Instructions for the task — Make an exact copy of the entries below.

Data items —
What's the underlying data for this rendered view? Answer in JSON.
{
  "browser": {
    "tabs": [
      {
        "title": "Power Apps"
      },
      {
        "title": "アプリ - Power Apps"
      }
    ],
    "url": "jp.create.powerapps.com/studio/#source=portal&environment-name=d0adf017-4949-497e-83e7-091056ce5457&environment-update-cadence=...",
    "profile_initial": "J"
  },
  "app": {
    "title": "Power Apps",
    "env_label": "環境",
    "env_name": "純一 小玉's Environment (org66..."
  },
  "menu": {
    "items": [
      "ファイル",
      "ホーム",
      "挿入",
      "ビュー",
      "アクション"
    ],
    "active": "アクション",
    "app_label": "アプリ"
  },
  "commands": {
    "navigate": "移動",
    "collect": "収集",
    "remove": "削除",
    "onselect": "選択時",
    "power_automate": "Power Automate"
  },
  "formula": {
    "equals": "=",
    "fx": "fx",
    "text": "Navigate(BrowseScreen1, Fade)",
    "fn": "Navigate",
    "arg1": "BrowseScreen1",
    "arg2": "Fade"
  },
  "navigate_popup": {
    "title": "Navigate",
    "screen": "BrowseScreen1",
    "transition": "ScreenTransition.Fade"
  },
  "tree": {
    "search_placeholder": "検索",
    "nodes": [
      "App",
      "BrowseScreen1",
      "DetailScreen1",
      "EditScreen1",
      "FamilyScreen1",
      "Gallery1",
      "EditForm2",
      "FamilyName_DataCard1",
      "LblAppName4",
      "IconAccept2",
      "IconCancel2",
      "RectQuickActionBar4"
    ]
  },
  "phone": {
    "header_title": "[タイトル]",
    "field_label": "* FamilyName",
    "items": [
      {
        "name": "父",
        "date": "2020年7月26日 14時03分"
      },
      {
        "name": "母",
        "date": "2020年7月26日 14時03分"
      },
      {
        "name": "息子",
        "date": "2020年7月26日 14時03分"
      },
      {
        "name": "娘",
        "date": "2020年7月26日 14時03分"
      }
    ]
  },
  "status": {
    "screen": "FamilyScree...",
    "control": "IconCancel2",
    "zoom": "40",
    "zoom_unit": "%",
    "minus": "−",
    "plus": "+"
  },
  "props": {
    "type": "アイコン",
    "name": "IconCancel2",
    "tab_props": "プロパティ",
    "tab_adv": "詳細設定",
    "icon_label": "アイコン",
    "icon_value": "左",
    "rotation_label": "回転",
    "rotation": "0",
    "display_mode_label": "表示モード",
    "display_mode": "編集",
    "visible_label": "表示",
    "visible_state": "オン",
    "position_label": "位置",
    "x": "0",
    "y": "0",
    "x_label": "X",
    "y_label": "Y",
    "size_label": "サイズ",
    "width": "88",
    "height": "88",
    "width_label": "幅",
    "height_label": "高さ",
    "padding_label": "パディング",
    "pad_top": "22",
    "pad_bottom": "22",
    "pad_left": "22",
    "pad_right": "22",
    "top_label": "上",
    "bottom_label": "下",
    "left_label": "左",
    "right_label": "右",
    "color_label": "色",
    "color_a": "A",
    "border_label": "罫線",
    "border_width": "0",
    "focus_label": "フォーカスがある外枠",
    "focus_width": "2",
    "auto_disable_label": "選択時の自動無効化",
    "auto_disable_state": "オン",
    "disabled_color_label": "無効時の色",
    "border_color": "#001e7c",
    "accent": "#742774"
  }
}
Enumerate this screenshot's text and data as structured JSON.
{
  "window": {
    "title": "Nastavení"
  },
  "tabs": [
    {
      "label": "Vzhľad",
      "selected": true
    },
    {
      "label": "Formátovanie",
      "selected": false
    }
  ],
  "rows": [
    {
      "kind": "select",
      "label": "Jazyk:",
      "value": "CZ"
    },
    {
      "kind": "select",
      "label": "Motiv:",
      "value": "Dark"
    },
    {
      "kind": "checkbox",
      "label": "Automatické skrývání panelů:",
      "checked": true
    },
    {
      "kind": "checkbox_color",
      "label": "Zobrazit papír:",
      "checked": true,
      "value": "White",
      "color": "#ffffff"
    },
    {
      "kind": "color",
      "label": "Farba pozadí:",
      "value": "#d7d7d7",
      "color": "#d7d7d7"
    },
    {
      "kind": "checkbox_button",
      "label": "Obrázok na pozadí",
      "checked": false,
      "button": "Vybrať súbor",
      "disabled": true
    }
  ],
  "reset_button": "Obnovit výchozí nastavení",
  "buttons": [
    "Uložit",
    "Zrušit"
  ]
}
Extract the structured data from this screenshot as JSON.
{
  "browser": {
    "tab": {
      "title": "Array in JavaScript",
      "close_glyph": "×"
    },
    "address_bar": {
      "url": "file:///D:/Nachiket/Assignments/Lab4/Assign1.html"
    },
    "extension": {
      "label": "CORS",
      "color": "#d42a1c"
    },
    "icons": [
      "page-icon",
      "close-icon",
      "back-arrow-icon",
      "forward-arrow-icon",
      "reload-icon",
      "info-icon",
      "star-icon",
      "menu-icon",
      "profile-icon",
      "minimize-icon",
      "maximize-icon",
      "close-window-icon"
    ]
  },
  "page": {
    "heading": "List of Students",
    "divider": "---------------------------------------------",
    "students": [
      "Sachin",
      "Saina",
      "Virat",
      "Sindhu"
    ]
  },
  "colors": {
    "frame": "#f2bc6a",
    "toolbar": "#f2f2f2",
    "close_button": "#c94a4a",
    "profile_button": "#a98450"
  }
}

Right answer —
What's the underlying data for this rendered view? Answer in JSON.
{
  "browser": {
    "tabs": [
      {
        "title": "Power Apps"
      },
      {
        "title": "アプリ - Power Apps"
      }
    ],
    "url": "jp.create.powerapps.com/studio/#source=portal&environment-name=d0adf017-4949-497e-83e7-091056ce5457&environment-update-cadence=...",
    "profile_initial": "J"
  },
  "app": {
    "title": "Power Apps",
    "env_label": "環境",
    "env_name": "純一 小玉's Environment (org66..."
  },
  "menu": {
    "items": [
      "ファイル",
      "ホーム",
      "挿入",
      "ビュー",
      "アクション"
    ],
    "active": "アクション",
    "app_label": "アプリ"
  },
  "commands": {
    "navigate": "移動",
    "collect": "収集",
    "remove": "削除",
    "onselect": "選択時",
    "power_automate": "Power Automate"
  },
  "formula": {
    "equals": "=",
    "fx": "fx",
    "text": "Navigate(BrowseScreen1, Fade)",
    "fn": "Navigate",
    "arg1": "BrowseScreen1",
    "arg2": "Fade"
  },
  "navigate_popup": {
    "title": "Navigate",
    "screen": "BrowseScreen1",
    "transition": "ScreenTransition.Fade"
  },
  "tree": {
    "search_placeholder": "検索",
    "nodes": [
      "App",
      "BrowseScreen1",
      "DetailScreen1",
      "EditScreen1",
      "FamilyScreen1",
      "Gallery1",
      "EditForm2",
      "FamilyName_DataCard1",
      "LblAppName4",
      "IconAccept2",
      "IconCancel2",
      "RectQuickActionBar4"
    ]
  },
  "phone": {
    "header_title": "[タイトル]",
    "field_label": "* FamilyName",
    "items": [
      {
        "name": "父",
        "date": "2020年7月26日 14時03分"
      },
      {
        "name": "母",
        "date": "2020年7月26日 14時03分"
      },
      {
        "name": "息子",
        "date": "2020年7月26日 14時03分"
      },
      {
        "name": "娘",
        "date": "2020年7月26日 14時03分"
      }
    ]
  },
  "status": {
    "screen": "FamilyScree...",
    "control": "IconCancel2",
    "zoom": "40",
    "zoom_unit": "%",
    "minus": "−",
    "plus": "+"
  },
  "props": {
    "type": "アイコン",
    "name": "IconCancel2",
    "tab_props": "プロパティ",
    "tab_adv": "詳細設定",
    "icon_label": "アイコン",
    "icon_value": "左",
    "rotation_label": "回転",
    "rotation": "0",
    "display_mode_label": "表示モード",
    "display_mode": "編集",
    "visible_label": "表示",
    "visible_state": "オン",
    "position_label": "位置",
    "x": "0",
    "y": "0",
    "x_label": "X",
    "y_label": "Y",
    "size_label": "サイズ",
    "width": "88",
    "height": "88",
    "width_label": "幅",
    "height_label": "高さ",
    "padding_label": "パディング",
    "pad_top": "22",
    "pad_bottom": "22",
    "pad_left": "22",
    "pad_right": "22",
    "top_label": "上",
    "bottom_label": "下",
    "left_label": "左",
    "right_label": "右",
    "color_label": "色",
    "color_a": "A",
    "border_label": "罫線",
    "border_width": "0",
    "focus_label": "フォーカスがある外枠",
    "focus_width": "2",
    "auto_disable_label": "選択時の自動無効化",
    "auto_disable_state": "オン",
    "disabled_color_label": "無効時の色",
    "border_color": "#001e7c",
    "accent": "#742774"
  }
}
Enumerate this screenshot's text and data as structured JSON.
{
  "window": {
    "title": "Nastavení"
  },
  "tabs": [
    {
      "label": "Vzhľad",
      "selected": true
    },
    {
      "label": "Formátovanie",
      "selected": false
    }
  ],
  "rows": [
    {
      "kind": "select",
      "label": "Jazyk:",
      "value": "CZ"
    },
    {
      "kind": "select",
      "label": "Motiv:",
      "value": "Dark"
    },
    {
      "kind": "checkbox",
      "label": "Automatické skrývání panelů:",
      "checked": true
    },
    {
      "kind": "checkbox_color",
      "label": "Zobrazit papír:",
      "checked": true,
      "value": "White",
      "color": "#ffffff"
    },
    {
      "kind": "color",
      "label": "Farba pozadí:",
      "value": "#d7d7d7",
      "color": "#d7d7d7"
    },
    {
      "kind": "checkbox_button",
      "label": "Obrázok na pozadí",
      "checked": false,
      "button": "Vybrať súbor",
      "disabled": true
    }
  ],
  "reset_button": "Obnovit výchozí nastavení",
  "buttons": [
    "Uložit",
    "Zrušit"
  ]
}
Extract the structured data from this screenshot as JSON.
{
  "browser": {
    "tab": {
      "title": "Array in JavaScript",
      "close_glyph": "×"
    },
    "address_bar": {
      "url": "file:///D:/Nachiket/Assignments/Lab4/Assign1.html"
    },
    "extension": {
      "label": "CORS",
      "color": "#d42a1c"
    },
    "icons": [
      "page-icon",
      "close-icon",
      "back-arrow-icon",
      "forward-arrow-icon",
      "reload-icon",
      "info-icon",
      "star-icon",
      "menu-icon",
      "profile-icon",
      "minimize-icon",
      "maximize-icon",
      "close-window-icon"
    ]
  },
  "page": {
    "heading": "List of Students",
    "divider": "---------------------------------------------",
    "students": [
      "Sachin",
      "Saina",
      "Virat",
      "Sindhu"
    ]
  },
  "colors": {
    "frame": "#f2bc6a",
    "toolbar": "#f2f2f2",
    "close_button": "#c94a4a",
    "profile_button": "#a98450"
  }
}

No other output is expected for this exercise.